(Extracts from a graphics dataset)
● ● ● ●
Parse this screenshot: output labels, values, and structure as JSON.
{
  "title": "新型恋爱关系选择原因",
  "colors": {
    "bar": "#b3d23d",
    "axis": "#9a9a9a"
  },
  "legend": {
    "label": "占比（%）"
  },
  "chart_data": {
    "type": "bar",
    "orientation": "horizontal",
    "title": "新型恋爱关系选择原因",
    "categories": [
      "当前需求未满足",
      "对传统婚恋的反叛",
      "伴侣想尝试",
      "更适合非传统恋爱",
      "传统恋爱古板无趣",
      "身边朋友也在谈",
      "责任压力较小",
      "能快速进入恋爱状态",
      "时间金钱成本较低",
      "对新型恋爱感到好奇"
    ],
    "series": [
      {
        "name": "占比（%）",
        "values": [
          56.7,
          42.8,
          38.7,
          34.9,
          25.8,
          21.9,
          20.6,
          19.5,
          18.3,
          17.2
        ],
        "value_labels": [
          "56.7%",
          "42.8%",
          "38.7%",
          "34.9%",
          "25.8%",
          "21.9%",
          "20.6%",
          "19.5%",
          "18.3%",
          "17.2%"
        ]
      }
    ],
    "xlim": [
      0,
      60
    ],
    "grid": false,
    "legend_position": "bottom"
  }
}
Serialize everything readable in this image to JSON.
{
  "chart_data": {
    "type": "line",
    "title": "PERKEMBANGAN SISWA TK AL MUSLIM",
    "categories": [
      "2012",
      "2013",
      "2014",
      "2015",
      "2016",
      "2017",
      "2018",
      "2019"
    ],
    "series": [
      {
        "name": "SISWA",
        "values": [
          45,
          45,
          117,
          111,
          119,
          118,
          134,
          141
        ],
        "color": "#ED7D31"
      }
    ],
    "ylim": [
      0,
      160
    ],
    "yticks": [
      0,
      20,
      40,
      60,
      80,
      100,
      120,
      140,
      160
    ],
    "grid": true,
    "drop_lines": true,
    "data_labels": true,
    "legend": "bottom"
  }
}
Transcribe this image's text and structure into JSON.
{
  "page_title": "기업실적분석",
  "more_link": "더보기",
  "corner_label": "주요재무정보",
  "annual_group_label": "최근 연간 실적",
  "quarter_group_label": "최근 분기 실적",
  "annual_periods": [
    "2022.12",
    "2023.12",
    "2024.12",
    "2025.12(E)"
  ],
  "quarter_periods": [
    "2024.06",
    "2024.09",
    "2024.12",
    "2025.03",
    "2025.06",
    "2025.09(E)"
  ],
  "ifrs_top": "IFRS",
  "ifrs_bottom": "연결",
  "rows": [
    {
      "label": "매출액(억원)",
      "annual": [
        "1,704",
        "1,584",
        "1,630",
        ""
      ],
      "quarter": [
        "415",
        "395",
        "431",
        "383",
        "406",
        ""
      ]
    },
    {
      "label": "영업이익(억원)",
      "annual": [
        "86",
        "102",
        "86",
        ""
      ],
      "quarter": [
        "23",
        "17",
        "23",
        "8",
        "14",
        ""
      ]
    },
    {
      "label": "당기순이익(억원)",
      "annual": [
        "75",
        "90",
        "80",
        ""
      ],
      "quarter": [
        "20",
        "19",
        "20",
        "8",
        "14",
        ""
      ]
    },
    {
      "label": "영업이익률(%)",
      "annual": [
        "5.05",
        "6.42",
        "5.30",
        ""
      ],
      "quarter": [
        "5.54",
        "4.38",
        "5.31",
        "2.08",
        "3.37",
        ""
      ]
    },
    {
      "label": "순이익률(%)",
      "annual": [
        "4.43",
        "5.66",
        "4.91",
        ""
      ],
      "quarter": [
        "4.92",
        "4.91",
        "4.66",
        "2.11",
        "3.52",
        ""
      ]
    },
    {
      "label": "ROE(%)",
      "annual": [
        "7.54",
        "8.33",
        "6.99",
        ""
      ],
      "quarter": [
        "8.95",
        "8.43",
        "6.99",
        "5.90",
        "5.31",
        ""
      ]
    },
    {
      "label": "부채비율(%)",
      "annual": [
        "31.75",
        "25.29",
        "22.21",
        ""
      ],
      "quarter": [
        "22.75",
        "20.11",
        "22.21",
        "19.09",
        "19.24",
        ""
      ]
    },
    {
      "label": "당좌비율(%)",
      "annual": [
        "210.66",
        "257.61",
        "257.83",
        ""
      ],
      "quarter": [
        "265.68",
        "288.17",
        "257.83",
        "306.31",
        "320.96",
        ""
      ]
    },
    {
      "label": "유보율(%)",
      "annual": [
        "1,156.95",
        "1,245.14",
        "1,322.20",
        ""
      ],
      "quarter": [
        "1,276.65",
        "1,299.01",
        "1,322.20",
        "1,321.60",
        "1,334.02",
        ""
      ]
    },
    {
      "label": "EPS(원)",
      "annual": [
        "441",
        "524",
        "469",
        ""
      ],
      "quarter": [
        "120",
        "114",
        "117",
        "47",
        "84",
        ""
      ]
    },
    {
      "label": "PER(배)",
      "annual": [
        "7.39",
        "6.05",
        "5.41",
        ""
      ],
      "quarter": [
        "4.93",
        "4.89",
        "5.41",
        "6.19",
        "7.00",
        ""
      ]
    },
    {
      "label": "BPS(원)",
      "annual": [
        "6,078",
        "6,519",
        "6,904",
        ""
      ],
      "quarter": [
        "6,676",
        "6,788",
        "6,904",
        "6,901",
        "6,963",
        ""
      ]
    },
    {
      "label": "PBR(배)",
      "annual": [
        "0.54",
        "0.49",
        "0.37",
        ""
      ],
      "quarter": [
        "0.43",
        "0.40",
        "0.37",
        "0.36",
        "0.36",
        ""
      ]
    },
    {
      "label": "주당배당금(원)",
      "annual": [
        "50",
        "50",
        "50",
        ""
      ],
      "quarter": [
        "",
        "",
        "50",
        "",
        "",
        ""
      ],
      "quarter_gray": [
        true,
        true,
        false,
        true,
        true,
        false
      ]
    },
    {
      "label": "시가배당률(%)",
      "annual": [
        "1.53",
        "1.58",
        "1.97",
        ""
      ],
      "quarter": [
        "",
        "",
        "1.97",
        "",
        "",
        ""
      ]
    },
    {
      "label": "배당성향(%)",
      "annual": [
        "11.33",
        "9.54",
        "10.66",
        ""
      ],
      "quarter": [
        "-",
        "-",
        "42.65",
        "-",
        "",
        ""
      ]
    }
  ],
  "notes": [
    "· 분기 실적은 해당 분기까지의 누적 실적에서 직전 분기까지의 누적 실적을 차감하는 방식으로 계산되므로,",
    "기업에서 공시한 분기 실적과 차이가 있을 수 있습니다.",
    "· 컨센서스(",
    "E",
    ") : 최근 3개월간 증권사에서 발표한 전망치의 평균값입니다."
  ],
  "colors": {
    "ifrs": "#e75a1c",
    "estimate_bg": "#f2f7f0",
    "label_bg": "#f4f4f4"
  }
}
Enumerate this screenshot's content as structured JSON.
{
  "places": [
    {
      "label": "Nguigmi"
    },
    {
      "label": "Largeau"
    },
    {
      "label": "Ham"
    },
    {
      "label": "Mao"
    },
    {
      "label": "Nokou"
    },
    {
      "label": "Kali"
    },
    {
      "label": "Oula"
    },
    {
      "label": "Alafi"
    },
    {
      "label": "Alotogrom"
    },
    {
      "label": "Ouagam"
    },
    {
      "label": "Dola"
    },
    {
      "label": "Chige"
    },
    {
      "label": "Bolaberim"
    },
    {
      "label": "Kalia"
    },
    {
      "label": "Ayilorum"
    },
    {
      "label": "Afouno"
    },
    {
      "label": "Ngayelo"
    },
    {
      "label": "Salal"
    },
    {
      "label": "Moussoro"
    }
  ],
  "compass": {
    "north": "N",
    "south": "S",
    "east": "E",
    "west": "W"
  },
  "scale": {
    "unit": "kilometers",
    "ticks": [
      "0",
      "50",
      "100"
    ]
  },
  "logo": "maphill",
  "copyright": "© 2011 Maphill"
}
● ● ● ●
§ What to do:
Go through the material above and count the lines that contain "SISWA"; give that number alone.

§ Final answer:
2